● **TASK TO CARRY OUT**
Pictures aside, write out every record exactly as it appears.

(Records from a data collection)
= = = = = = =
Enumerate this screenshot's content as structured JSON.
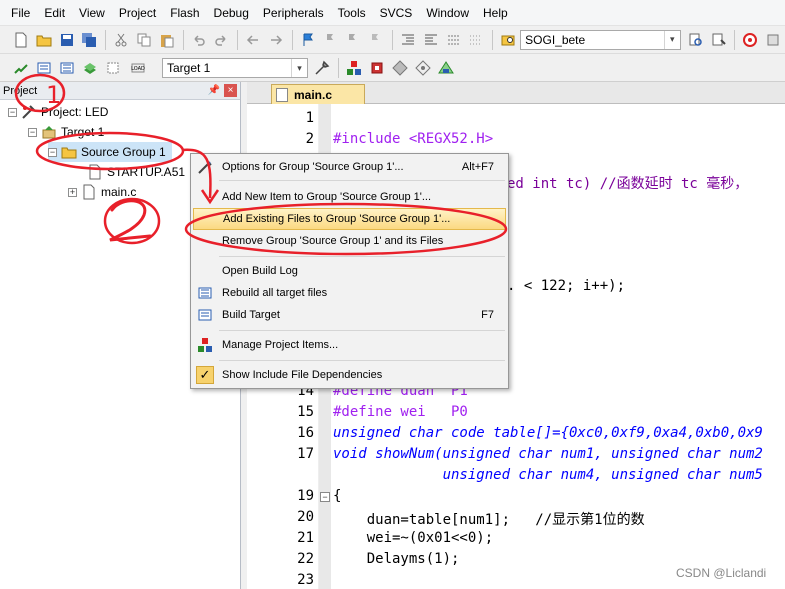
{
  "menubar": [
    "File",
    "Edit",
    "View",
    "Project",
    "Flash",
    "Debug",
    "Peripherals",
    "Tools",
    "SVCS",
    "Window",
    "Help"
  ],
  "toolbar1": {
    "target_combo": "SOGI_bete"
  },
  "toolbar2": {
    "target_combo": "Target 1"
  },
  "project_panel": {
    "title": "Project",
    "tree": {
      "project": "Project: LED",
      "target": "Target 1",
      "group": "Source Group 1",
      "files": [
        "STARTUP.A51",
        "main.c"
      ]
    }
  },
  "editor": {
    "tab": "main.c",
    "line_numbers": [
      1,
      2,
      14,
      15,
      16,
      17,
      19,
      20,
      21,
      22,
      23
    ],
    "code": {
      "l2": "#include <REGX52.H>",
      "l4_frag": "ed int tc) //函数延时 tc 毫秒，",
      "l8_frag": ". < 122; i++);",
      "l14": "#define duan  P1",
      "l15": "#define wei   P0",
      "l16": "unsigned char code table[]={0xc0,0xf9,0xa4,0xb0,0x9",
      "l17": "void showNum(unsigned char num1, unsigned char num2",
      "l18": "             unsigned char num4, unsigned char num5",
      "l19": "{",
      "l20": "    duan=table[num1];   //显示第1位的数",
      "l21": "    wei=~(0x01<<0);",
      "l22": "    Delayms(1);"
    }
  },
  "context_menu": {
    "items": [
      {
        "label": "Options for Group 'Source Group 1'...",
        "shortcut": "Alt+F7"
      },
      {
        "label": "Add New  Item to Group 'Source Group 1'...",
        "shortcut": ""
      },
      {
        "label": "Add Existing Files to Group 'Source Group 1'...",
        "shortcut": ""
      },
      {
        "label": "Remove Group 'Source Group 1' and its Files",
        "shortcut": ""
      },
      {
        "label": "Open Build Log",
        "shortcut": ""
      },
      {
        "label": "Rebuild all target files",
        "shortcut": ""
      },
      {
        "label": "Build Target",
        "shortcut": "F7"
      },
      {
        "label": "Manage Project Items...",
        "shortcut": ""
      },
      {
        "label": "Show Include File Dependencies",
        "shortcut": ""
      }
    ]
  },
  "annotations": {
    "mark1": "1",
    "mark2": "2"
  },
  "watermark": "CSDN @Liclandi",
  "colors": {
    "annotation_red": "#e8202a",
    "highlight": "#fbd982",
    "tab_active": "#fbe6a6"
  }
}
= = = = = = =
● **THE RESULT**
Enumerate this screenshot's content as structured JSON.
{
  "menubar": [
    "File",
    "Edit",
    "View",
    "Project",
    "Flash",
    "Debug",
    "Peripherals",
    "Tools",
    "SVCS",
    "Window",
    "Help"
  ],
  "toolbar1": {
    "target_combo": "SOGI_bete"
  },
  "toolbar2": {
    "target_combo": "Target 1"
  },
  "project_panel": {
    "title": "Project",
    "tree": {
      "project": "Project: LED",
      "target": "Target 1",
      "group": "Source Group 1",
      "files": [
        "STARTUP.A51",
        "main.c"
      ]
    }
  },
  "editor": {
    "tab": "main.c",
    "line_numbers": [
      1,
      2,
      14,
      15,
      16,
      17,
      19,
      20,
      21,
      22,
      23
    ],
    "code": {
      "l2": "#include <REGX52.H>",
      "l4_frag": "ed int tc) //函数延时 tc 毫秒，",
      "l8_frag": ". < 122; i++);",
      "l14": "#define duan  P1",
      "l15": "#define wei   P0",
      "l16": "unsigned char code table[]={0xc0,0xf9,0xa4,0xb0,0x9",
      "l17": "void showNum(unsigned char num1, unsigned char num2",
      "l18": "             unsigned char num4, unsigned char num5",
      "l19": "{",
      "l20": "    duan=table[num1];   //显示第1位的数",
      "l21": "    wei=~(0x01<<0);",
      "l22": "    Delayms(1);"
    }
  },
  "context_menu": {
    "items": [
      {
        "label": "Options for Group 'Source Group 1'...",
        "shortcut": "Alt+F7"
      },
      {
        "label": "Add New  Item to Group 'Source Group 1'...",
        "shortcut": ""
      },
      {
        "label": "Add Existing Files to Group 'Source Group 1'...",
        "shortcut": ""
      },
      {
        "label": "Remove Group 'Source Group 1' and its Files",
        "shortcut": ""
      },
      {
        "label": "Open Build Log",
        "shortcut": ""
      },
      {
        "label": "Rebuild all target files",
        "shortcut": ""
      },
      {
        "label": "Build Target",
        "shortcut": "F7"
      },
      {
        "label": "Manage Project Items...",
        "shortcut": ""
      },
      {
        "label": "Show Include File Dependencies",
        "shortcut": ""
      }
    ]
  },
  "annotations": {
    "mark1": "1",
    "mark2": "2"
  },
  "watermark": "CSDN @Liclandi",
  "colors": {
    "annotation_red": "#e8202a",
    "highlight": "#fbd982",
    "tab_active": "#fbe6a6"
  }
}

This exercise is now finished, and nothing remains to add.